* REQUEST:
Quote every line of the material below word for word, with nothing left out or changed.

-- DATASET RECORDS start --

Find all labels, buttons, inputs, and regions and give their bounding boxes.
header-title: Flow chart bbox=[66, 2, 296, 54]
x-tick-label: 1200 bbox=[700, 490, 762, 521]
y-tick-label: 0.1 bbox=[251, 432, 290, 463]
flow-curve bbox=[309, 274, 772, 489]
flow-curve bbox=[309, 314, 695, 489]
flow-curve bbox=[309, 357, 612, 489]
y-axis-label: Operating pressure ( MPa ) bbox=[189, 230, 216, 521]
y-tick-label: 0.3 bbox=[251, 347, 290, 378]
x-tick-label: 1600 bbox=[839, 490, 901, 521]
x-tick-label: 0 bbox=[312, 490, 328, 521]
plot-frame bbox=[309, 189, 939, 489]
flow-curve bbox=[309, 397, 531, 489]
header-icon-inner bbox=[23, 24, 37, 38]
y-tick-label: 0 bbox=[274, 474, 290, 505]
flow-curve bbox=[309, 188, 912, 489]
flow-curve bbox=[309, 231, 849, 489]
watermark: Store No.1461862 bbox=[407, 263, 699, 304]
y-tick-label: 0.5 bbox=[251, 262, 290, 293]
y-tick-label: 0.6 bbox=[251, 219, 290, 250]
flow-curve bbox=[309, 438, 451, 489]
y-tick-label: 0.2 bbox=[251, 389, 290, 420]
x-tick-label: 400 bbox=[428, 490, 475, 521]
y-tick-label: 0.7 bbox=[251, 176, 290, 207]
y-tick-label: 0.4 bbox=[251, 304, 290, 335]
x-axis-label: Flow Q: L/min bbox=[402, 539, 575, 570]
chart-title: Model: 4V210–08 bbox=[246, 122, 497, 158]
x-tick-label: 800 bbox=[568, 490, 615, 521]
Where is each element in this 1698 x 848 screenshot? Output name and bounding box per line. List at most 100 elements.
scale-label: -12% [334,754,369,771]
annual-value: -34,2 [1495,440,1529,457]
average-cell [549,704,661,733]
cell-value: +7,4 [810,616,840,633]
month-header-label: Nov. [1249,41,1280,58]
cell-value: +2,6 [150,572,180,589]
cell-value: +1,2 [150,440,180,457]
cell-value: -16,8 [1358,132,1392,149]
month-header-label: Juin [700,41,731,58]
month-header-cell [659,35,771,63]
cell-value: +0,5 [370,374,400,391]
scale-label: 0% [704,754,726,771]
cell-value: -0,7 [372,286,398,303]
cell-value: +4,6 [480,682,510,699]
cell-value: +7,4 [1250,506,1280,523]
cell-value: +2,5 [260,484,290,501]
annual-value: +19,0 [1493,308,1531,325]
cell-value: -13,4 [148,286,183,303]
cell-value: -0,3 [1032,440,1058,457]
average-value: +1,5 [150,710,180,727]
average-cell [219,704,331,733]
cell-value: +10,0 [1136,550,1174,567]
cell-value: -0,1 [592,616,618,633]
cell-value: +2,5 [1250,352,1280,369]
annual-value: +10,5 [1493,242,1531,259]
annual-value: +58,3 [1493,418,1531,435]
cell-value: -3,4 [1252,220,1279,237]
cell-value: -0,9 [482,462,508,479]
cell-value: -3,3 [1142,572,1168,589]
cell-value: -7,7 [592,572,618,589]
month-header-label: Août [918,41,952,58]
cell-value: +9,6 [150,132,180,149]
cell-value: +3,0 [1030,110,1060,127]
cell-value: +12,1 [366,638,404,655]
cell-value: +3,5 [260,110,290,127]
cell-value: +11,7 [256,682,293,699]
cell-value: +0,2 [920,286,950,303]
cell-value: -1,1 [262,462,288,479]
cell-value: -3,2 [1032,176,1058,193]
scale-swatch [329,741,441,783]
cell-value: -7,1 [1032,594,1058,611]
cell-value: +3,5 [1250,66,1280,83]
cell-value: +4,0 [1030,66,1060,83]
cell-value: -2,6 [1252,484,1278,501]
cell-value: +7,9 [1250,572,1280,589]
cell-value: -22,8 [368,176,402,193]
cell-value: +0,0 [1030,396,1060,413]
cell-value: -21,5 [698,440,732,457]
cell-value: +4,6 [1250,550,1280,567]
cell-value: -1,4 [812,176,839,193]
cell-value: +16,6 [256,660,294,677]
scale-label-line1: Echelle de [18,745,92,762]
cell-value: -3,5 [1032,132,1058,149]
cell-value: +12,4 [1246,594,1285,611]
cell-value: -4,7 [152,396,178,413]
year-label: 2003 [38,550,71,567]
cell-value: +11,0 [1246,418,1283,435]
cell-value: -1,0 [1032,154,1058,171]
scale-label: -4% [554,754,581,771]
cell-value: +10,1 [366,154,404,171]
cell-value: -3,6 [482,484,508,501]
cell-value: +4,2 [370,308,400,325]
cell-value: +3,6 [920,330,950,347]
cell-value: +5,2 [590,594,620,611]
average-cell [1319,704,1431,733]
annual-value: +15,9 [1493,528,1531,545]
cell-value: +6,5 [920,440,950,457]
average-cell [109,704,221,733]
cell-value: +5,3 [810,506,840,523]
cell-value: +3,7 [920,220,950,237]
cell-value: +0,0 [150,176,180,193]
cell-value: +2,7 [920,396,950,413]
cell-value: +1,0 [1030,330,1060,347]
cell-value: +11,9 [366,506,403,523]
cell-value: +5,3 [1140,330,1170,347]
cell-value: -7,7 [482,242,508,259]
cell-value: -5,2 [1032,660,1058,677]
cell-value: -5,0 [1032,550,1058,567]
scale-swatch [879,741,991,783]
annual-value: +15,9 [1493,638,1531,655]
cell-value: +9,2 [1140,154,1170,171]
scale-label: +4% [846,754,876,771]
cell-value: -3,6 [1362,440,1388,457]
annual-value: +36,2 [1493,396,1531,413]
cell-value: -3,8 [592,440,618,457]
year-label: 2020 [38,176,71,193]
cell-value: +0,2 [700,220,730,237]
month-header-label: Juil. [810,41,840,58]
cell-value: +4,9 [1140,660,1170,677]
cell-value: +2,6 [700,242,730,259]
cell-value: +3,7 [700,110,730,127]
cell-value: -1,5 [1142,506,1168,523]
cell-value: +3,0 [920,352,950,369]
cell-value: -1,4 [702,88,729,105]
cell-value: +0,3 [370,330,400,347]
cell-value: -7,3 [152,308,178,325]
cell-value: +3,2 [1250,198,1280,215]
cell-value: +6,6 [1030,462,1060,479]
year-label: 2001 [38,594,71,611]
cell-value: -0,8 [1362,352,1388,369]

-- DATASET RECORDS end --

* SOLUTION:
Find all labels, buttons, inputs, and regions and give their bounding boxes.
header-title: Flow chart bbox=[66, 2, 296, 54]
x-tick-label: 1200 bbox=[700, 490, 762, 521]
y-tick-label: 0.1 bbox=[251, 432, 290, 463]
flow-curve bbox=[309, 274, 772, 489]
flow-curve bbox=[309, 314, 695, 489]
flow-curve bbox=[309, 357, 612, 489]
y-axis-label: Operating pressure ( MPa ) bbox=[189, 230, 216, 521]
y-tick-label: 0.3 bbox=[251, 347, 290, 378]
x-tick-label: 1600 bbox=[839, 490, 901, 521]
x-tick-label: 0 bbox=[312, 490, 328, 521]
plot-frame bbox=[309, 189, 939, 489]
flow-curve bbox=[309, 397, 531, 489]
header-icon-inner bbox=[23, 24, 37, 38]
y-tick-label: 0 bbox=[274, 474, 290, 505]
flow-curve bbox=[309, 188, 912, 489]
flow-curve bbox=[309, 231, 849, 489]
watermark: Store No.1461862 bbox=[407, 263, 699, 304]
y-tick-label: 0.5 bbox=[251, 262, 290, 293]
y-tick-label: 0.6 bbox=[251, 219, 290, 250]
flow-curve bbox=[309, 438, 451, 489]
y-tick-label: 0.2 bbox=[251, 389, 290, 420]
x-tick-label: 400 bbox=[428, 490, 475, 521]
y-tick-label: 0.7 bbox=[251, 176, 290, 207]
y-tick-label: 0.4 bbox=[251, 304, 290, 335]
x-axis-label: Flow Q: L/min bbox=[402, 539, 575, 570]
chart-title: Model: 4V210–08 bbox=[246, 122, 497, 158]
x-tick-label: 800 bbox=[568, 490, 615, 521]
Where is each element in this 1698 x 848 screenshot? Output name and bounding box per line. List at most 100 elements.
scale-label: -12% [334,754,369,771]
annual-value: -34,2 [1495,440,1529,457]
average-cell [549,704,661,733]
cell-value: +7,4 [810,616,840,633]
month-header-label: Nov. [1249,41,1280,58]
cell-value: +2,6 [150,572,180,589]
cell-value: +1,2 [150,440,180,457]
cell-value: -16,8 [1358,132,1392,149]
month-header-label: Juin [700,41,731,58]
month-header-cell [659,35,771,63]
cell-value: +0,5 [370,374,400,391]
scale-label: 0% [704,754,726,771]
cell-value: -0,7 [372,286,398,303]
cell-value: +4,6 [480,682,510,699]
cell-value: +7,4 [1250,506,1280,523]
cell-value: +2,5 [260,484,290,501]
annual-value: +19,0 [1493,308,1531,325]
cell-value: -13,4 [148,286,183,303]
cell-value: -0,3 [1032,440,1058,457]
average-value: +1,5 [150,710,180,727]
average-cell [219,704,331,733]
cell-value: +10,0 [1136,550,1174,567]
cell-value: -0,1 [592,616,618,633]
cell-value: +2,5 [1250,352,1280,369]
annual-value: +10,5 [1493,242,1531,259]
annual-value: +58,3 [1493,418,1531,435]
cell-value: -3,4 [1252,220,1279,237]
cell-value: -0,9 [482,462,508,479]
cell-value: -3,3 [1142,572,1168,589]
cell-value: -7,7 [592,572,618,589]
month-header-label: Août [918,41,952,58]
cell-value: +9,6 [150,132,180,149]
cell-value: +3,0 [1030,110,1060,127]
cell-value: +12,1 [366,638,404,655]
cell-value: +3,5 [260,110,290,127]
cell-value: +11,7 [256,682,293,699]
cell-value: +0,2 [920,286,950,303]
cell-value: -1,1 [262,462,288,479]
cell-value: -3,2 [1032,176,1058,193]
scale-swatch [329,741,441,783]
cell-value: -7,1 [1032,594,1058,611]
cell-value: +3,5 [1250,66,1280,83]
cell-value: +4,0 [1030,66,1060,83]
cell-value: -2,6 [1252,484,1278,501]
cell-value: +7,9 [1250,572,1280,589]
cell-value: -22,8 [368,176,402,193]
cell-value: +0,0 [1030,396,1060,413]
cell-value: -21,5 [698,440,732,457]
cell-value: +4,6 [1250,550,1280,567]
cell-value: -1,4 [812,176,839,193]
cell-value: +16,6 [256,660,294,677]
scale-label-line1: Echelle de [18,745,92,762]
cell-value: -3,5 [1032,132,1058,149]
cell-value: +12,4 [1246,594,1285,611]
cell-value: -4,7 [152,396,178,413]
year-label: 2003 [38,550,71,567]
cell-value: +11,0 [1246,418,1283,435]
cell-value: -1,0 [1032,154,1058,171]
scale-label: -4% [554,754,581,771]
cell-value: +10,1 [366,154,404,171]
cell-value: -3,6 [482,484,508,501]
cell-value: +4,2 [370,308,400,325]
cell-value: +3,6 [920,330,950,347]
cell-value: +5,2 [590,594,620,611]
average-cell [1319,704,1431,733]
annual-value: +15,9 [1493,528,1531,545]
cell-value: +6,5 [920,440,950,457]
average-cell [109,704,221,733]
cell-value: +5,3 [810,506,840,523]
cell-value: +3,7 [920,220,950,237]
cell-value: +0,0 [150,176,180,193]
cell-value: +2,7 [920,396,950,413]
cell-value: +1,0 [1030,330,1060,347]
cell-value: +11,9 [366,506,403,523]
cell-value: +5,3 [1140,330,1170,347]
cell-value: -7,7 [482,242,508,259]
cell-value: -5,2 [1032,660,1058,677]
cell-value: -5,0 [1032,550,1058,567]
scale-swatch [879,741,991,783]
annual-value: +15,9 [1493,638,1531,655]
cell-value: +9,2 [1140,154,1170,171]
scale-label: +4% [846,754,876,771]
cell-value: -3,6 [1362,440,1388,457]
annual-value: +36,2 [1493,396,1531,413]
cell-value: -3,8 [592,440,618,457]
year-label: 2020 [38,176,71,193]
cell-value: +0,2 [700,220,730,237]
month-header-label: Juil. [810,41,840,58]
cell-value: +4,9 [1140,660,1170,677]
cell-value: +2,6 [700,242,730,259]
cell-value: +3,7 [700,110,730,127]
cell-value: -1,5 [1142,506,1168,523]
cell-value: +3,0 [920,352,950,369]
cell-value: -1,4 [702,88,729,105]
cell-value: +0,3 [370,330,400,347]
cell-value: -7,3 [152,308,178,325]
cell-value: +3,2 [1250,198,1280,215]
cell-value: +6,6 [1030,462,1060,479]
year-label: 2001 [38,594,71,611]
cell-value: -0,8 [1362,352,1388,369]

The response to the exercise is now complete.